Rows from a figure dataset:
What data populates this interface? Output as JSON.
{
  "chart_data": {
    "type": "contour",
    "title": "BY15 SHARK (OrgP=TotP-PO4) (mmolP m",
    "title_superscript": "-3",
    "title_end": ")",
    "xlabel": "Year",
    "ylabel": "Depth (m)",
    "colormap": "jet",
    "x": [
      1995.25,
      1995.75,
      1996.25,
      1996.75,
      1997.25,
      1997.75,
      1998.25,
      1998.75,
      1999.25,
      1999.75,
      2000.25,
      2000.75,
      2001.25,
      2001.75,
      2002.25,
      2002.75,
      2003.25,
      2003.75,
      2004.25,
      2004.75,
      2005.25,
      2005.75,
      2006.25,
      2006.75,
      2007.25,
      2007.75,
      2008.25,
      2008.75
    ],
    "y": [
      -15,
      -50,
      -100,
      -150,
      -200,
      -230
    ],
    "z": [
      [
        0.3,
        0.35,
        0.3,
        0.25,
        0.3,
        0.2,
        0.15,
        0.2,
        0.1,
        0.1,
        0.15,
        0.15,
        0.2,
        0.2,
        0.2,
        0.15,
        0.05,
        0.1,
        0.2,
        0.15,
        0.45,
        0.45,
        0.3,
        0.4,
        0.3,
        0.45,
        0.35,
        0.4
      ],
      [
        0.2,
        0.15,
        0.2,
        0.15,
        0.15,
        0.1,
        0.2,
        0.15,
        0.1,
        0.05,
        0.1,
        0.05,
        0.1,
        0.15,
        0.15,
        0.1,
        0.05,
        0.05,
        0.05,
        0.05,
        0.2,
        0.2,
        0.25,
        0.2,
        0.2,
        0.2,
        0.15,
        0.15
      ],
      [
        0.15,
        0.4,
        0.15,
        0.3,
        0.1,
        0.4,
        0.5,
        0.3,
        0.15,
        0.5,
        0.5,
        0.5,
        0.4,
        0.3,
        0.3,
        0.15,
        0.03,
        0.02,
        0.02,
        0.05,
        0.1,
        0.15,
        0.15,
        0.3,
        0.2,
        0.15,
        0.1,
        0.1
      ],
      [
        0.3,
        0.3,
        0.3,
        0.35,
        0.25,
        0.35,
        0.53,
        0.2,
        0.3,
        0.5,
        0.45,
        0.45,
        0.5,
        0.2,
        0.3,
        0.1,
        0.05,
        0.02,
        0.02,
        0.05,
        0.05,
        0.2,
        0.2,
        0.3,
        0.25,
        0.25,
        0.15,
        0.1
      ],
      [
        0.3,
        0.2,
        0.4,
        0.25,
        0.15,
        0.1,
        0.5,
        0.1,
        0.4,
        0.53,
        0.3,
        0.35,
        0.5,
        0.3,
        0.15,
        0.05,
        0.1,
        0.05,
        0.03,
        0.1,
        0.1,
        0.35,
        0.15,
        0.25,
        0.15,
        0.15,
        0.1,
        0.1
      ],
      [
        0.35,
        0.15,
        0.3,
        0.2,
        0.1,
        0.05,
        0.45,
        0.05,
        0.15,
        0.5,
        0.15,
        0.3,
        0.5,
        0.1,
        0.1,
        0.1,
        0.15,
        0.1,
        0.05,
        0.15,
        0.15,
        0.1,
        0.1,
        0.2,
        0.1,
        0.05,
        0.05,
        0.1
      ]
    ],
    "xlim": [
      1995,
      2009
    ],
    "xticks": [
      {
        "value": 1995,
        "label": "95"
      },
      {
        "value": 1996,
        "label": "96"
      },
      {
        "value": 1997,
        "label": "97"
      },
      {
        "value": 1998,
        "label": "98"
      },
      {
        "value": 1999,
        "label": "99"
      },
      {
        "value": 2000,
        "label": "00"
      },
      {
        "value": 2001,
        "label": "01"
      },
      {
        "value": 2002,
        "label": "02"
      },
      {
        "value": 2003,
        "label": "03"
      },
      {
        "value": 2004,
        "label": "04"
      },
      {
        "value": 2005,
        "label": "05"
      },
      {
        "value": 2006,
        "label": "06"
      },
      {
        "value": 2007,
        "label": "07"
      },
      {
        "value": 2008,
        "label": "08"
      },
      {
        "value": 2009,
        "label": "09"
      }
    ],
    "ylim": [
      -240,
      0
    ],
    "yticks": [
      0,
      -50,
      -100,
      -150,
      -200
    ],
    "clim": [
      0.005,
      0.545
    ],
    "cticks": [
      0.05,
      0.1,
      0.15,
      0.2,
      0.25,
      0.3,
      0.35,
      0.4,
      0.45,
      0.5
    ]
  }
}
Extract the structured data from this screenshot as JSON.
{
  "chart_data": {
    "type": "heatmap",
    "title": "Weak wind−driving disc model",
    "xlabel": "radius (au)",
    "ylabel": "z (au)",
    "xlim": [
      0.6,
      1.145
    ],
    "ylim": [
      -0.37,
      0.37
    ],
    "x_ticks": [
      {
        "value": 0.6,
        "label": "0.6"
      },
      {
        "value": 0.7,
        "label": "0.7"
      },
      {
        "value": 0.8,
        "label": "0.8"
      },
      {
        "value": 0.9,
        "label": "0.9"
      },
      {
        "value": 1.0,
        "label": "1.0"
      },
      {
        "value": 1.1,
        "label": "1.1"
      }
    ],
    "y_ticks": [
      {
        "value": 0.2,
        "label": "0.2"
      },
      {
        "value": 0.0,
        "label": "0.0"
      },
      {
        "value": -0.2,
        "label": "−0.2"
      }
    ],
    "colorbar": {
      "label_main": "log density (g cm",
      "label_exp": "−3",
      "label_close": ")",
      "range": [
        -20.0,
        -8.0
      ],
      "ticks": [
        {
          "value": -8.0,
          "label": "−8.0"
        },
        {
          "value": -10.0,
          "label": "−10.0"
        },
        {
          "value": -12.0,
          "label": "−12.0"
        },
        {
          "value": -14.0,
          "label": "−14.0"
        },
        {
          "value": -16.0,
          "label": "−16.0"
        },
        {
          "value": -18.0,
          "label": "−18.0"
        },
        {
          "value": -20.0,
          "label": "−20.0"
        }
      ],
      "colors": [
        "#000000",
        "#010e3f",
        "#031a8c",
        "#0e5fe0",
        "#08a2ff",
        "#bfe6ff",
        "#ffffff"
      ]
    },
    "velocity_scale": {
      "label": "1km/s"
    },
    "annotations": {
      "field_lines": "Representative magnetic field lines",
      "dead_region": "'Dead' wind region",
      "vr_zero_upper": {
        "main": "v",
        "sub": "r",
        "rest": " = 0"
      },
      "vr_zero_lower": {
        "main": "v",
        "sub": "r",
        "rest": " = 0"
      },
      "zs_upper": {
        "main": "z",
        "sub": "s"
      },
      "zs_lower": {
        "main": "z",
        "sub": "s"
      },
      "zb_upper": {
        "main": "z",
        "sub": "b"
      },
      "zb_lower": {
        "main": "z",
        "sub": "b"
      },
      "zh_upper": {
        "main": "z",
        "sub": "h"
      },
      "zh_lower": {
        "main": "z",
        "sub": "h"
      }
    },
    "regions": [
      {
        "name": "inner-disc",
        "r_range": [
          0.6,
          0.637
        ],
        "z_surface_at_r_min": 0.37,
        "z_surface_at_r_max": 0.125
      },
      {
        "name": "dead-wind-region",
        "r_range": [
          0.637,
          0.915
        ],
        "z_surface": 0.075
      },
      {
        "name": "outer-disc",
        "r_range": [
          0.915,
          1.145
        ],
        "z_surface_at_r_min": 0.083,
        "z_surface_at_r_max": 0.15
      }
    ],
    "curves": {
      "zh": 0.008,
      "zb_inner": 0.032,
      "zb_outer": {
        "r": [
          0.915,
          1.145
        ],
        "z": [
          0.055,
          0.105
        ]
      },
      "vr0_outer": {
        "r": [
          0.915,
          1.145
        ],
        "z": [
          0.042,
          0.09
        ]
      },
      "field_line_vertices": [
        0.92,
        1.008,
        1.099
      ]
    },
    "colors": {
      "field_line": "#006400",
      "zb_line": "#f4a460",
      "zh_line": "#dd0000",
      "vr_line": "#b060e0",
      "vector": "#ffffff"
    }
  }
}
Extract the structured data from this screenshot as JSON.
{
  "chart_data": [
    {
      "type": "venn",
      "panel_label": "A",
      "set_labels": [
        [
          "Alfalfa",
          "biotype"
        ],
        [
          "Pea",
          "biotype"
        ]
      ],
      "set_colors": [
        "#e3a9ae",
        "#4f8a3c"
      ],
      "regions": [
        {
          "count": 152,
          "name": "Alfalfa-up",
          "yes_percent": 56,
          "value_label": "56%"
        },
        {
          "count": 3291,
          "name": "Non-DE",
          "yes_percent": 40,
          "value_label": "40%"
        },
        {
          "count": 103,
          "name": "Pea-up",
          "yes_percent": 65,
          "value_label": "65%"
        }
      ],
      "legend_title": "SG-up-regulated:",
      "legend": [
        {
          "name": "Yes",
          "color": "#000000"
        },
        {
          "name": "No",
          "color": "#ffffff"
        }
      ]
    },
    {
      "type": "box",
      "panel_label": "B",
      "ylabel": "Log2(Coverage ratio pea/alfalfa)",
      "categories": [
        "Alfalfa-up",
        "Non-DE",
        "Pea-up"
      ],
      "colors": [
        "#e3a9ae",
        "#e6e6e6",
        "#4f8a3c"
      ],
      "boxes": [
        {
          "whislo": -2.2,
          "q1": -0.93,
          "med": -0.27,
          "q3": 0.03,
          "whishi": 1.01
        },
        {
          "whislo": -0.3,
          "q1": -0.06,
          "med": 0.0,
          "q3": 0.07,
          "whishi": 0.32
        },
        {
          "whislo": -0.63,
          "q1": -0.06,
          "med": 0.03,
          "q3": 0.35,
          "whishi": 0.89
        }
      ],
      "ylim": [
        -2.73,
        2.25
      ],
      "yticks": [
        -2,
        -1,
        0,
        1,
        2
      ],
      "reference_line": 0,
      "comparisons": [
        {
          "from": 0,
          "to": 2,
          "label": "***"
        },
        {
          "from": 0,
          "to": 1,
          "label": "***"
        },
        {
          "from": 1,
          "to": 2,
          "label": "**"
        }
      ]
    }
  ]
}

■ DO THIS:
Scan the material and collect every line that contains "name".

■ THE REPLY:
        "name": "inner-disc",
        "name": "dead-wind-region",
        "name": "outer-disc",
          "name": "Alfalfa-up",
          "name": "Non-DE",
          "name": "Pea-up",
          "name": "Yes",
          "name": "No",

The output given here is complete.